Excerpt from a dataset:
▬▬▬▬▬▬▬▬▬▬
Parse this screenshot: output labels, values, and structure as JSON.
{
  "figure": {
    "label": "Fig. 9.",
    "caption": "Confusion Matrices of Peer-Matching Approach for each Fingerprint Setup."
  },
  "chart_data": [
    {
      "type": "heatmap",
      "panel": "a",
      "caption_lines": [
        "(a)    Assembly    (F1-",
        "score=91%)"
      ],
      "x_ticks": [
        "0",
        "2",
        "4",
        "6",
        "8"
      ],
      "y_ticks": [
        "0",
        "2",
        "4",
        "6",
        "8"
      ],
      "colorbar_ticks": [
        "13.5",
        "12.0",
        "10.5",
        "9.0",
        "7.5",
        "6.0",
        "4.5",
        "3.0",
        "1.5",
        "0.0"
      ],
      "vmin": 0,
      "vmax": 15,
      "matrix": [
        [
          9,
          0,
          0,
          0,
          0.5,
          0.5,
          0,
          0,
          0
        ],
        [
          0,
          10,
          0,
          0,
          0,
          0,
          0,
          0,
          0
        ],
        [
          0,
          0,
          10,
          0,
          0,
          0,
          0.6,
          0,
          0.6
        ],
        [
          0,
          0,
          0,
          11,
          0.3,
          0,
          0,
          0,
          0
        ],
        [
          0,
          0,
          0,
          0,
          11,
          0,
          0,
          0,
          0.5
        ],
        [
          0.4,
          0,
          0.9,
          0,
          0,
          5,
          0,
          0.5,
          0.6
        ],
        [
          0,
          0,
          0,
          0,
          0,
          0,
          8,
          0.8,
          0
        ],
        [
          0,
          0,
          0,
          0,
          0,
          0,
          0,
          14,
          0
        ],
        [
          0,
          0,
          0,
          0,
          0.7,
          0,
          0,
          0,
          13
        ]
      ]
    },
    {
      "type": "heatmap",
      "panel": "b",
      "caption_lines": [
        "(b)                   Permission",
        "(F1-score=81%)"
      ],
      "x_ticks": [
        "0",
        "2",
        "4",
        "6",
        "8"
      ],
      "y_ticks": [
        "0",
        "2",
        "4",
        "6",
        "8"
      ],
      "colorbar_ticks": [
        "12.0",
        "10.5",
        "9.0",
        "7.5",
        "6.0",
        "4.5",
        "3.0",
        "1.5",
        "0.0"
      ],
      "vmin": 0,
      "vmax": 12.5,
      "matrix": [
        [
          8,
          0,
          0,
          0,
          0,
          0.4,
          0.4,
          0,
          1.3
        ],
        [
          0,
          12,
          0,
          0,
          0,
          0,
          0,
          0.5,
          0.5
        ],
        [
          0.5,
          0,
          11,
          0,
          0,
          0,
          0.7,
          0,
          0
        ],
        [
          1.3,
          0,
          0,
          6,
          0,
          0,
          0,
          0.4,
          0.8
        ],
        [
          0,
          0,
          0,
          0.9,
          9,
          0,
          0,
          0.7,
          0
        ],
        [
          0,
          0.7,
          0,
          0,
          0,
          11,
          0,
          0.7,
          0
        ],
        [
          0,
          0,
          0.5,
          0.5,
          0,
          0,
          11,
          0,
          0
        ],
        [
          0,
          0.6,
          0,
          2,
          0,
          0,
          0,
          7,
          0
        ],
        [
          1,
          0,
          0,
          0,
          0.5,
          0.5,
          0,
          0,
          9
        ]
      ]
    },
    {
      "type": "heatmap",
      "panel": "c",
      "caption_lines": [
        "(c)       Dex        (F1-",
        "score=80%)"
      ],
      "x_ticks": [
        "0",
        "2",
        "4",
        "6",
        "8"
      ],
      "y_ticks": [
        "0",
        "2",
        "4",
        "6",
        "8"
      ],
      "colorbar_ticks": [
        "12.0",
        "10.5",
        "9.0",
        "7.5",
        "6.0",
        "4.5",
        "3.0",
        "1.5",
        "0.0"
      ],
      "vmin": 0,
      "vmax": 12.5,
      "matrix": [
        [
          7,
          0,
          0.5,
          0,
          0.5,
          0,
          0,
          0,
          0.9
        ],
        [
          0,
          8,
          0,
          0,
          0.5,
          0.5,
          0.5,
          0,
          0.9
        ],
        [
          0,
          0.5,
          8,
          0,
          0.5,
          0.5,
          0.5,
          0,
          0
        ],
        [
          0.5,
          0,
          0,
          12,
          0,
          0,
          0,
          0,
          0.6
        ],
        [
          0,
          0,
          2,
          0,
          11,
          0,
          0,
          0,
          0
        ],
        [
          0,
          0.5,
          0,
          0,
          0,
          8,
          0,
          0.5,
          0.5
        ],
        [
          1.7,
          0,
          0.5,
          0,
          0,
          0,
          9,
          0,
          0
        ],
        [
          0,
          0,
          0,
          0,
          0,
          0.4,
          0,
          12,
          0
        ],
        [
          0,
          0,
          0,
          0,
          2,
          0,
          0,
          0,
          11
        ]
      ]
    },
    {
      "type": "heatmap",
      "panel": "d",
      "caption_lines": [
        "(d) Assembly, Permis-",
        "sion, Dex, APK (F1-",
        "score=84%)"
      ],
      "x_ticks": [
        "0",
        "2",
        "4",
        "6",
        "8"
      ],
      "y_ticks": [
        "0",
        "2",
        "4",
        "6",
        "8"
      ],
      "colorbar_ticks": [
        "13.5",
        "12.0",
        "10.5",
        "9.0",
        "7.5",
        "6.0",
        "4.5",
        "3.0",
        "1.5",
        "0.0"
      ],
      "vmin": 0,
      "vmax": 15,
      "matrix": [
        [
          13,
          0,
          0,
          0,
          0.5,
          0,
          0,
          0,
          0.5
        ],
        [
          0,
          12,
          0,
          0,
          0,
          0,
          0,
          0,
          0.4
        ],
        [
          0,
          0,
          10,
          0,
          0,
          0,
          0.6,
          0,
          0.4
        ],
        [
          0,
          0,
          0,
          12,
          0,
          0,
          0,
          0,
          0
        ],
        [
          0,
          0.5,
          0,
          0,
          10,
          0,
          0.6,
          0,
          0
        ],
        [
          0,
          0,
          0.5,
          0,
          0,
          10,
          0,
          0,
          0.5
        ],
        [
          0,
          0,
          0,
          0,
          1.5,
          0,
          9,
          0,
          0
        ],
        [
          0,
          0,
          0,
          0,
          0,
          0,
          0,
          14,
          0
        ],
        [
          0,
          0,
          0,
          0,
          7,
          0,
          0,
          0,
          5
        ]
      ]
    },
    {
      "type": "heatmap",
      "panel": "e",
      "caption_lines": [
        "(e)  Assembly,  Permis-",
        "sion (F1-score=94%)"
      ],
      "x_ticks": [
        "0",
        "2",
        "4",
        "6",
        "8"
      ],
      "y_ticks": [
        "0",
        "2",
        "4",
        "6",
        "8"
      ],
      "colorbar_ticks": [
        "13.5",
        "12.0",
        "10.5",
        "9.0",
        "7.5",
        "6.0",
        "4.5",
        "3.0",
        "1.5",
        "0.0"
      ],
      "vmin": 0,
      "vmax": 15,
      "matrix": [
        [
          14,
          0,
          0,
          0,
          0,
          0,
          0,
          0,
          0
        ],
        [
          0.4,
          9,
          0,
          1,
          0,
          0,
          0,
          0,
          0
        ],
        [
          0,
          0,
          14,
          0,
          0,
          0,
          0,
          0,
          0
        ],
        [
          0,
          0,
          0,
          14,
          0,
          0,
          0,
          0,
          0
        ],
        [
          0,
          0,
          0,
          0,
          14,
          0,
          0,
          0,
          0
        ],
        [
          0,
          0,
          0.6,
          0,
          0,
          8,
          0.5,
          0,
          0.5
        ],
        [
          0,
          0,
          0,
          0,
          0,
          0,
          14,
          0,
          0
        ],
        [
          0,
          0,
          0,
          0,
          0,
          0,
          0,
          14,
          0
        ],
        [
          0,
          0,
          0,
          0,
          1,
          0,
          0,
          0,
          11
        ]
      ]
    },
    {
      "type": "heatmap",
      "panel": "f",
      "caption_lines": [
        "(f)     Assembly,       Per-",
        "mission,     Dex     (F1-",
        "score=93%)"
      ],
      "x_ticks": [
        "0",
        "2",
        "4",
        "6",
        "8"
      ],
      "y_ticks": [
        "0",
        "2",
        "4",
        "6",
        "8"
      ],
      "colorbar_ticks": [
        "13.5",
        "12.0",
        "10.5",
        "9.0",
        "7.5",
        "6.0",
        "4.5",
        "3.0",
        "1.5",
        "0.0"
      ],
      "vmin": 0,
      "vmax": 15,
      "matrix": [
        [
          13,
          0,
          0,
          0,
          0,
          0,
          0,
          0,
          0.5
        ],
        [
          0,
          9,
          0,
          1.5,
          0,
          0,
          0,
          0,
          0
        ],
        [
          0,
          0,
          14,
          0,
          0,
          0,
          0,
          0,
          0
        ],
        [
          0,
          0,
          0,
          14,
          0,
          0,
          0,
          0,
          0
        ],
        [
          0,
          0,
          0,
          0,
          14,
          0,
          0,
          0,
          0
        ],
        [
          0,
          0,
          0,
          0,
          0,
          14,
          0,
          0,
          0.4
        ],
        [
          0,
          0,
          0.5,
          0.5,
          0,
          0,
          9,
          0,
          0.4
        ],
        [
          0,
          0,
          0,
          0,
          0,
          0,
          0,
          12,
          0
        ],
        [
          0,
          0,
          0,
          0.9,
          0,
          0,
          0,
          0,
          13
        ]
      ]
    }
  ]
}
▬▬▬▬▬▬▬▬▬▬
**Exercise task:** Where a line holds the string "score", copy that line.

**Output:**
        "score=91%)"
        "(F1-score=81%)"
        "score=80%)"
        "score=84%)"
        "sion (F1-score=94%)"
        "score=93%)"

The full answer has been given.